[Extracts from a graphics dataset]
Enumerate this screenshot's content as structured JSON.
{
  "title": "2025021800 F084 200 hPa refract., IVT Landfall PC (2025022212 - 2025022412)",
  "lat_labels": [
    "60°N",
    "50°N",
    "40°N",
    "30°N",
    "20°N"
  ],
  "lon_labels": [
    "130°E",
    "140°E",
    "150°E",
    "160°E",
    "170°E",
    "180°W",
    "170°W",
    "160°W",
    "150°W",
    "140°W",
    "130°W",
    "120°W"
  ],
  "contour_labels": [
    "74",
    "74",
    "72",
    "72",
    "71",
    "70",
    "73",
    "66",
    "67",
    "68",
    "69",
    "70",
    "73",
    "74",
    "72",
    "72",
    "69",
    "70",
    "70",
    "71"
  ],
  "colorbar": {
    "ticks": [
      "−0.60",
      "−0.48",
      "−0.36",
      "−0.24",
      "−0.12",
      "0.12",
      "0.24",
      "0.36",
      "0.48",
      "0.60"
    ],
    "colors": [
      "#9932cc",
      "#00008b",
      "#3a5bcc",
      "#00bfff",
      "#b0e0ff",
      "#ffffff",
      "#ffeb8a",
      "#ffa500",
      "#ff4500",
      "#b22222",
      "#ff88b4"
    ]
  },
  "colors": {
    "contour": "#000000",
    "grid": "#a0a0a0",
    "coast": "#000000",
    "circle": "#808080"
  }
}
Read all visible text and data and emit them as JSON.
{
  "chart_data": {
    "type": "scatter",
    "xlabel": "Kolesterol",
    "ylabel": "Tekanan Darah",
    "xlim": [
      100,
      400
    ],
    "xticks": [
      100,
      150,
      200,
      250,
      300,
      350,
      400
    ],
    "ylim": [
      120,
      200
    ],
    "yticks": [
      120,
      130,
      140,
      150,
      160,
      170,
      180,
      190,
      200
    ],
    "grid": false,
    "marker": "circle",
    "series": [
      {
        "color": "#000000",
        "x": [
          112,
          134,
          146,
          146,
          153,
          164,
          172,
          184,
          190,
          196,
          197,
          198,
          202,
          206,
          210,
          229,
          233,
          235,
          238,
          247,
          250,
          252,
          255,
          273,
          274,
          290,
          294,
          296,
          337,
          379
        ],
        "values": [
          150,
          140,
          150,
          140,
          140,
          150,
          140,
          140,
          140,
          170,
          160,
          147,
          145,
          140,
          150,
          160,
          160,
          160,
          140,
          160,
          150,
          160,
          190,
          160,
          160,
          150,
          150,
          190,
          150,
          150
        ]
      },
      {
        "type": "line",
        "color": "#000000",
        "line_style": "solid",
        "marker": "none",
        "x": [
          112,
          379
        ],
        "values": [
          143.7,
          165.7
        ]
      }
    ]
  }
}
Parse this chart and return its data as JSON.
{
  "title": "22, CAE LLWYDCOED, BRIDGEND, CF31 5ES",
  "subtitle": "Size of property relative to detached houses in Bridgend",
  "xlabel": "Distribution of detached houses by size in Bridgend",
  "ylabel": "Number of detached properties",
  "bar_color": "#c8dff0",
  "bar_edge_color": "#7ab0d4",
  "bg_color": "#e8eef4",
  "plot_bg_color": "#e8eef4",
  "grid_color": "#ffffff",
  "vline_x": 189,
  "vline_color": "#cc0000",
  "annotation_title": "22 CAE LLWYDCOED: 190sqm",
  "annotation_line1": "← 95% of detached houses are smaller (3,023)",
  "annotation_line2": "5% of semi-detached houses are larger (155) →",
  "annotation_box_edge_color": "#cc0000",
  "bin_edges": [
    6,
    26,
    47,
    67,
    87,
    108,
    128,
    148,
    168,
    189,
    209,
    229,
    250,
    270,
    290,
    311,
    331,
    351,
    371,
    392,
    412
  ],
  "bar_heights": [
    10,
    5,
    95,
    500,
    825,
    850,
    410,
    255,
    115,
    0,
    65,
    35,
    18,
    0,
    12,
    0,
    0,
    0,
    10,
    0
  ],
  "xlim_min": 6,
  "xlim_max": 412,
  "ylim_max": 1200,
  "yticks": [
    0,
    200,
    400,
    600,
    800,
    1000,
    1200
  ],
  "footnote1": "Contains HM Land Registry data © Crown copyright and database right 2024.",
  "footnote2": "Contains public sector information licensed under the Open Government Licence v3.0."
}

■ Requirements ■
In the entries above, find each line with the word "LLWYDCOED" and copy it.

■ Solved exercise ■
  "title": "22, CAE LLWYDCOED, BRIDGEND, CF31 5ES",
  "annotation_title": "22 CAE LLWYDCOED: 190sqm",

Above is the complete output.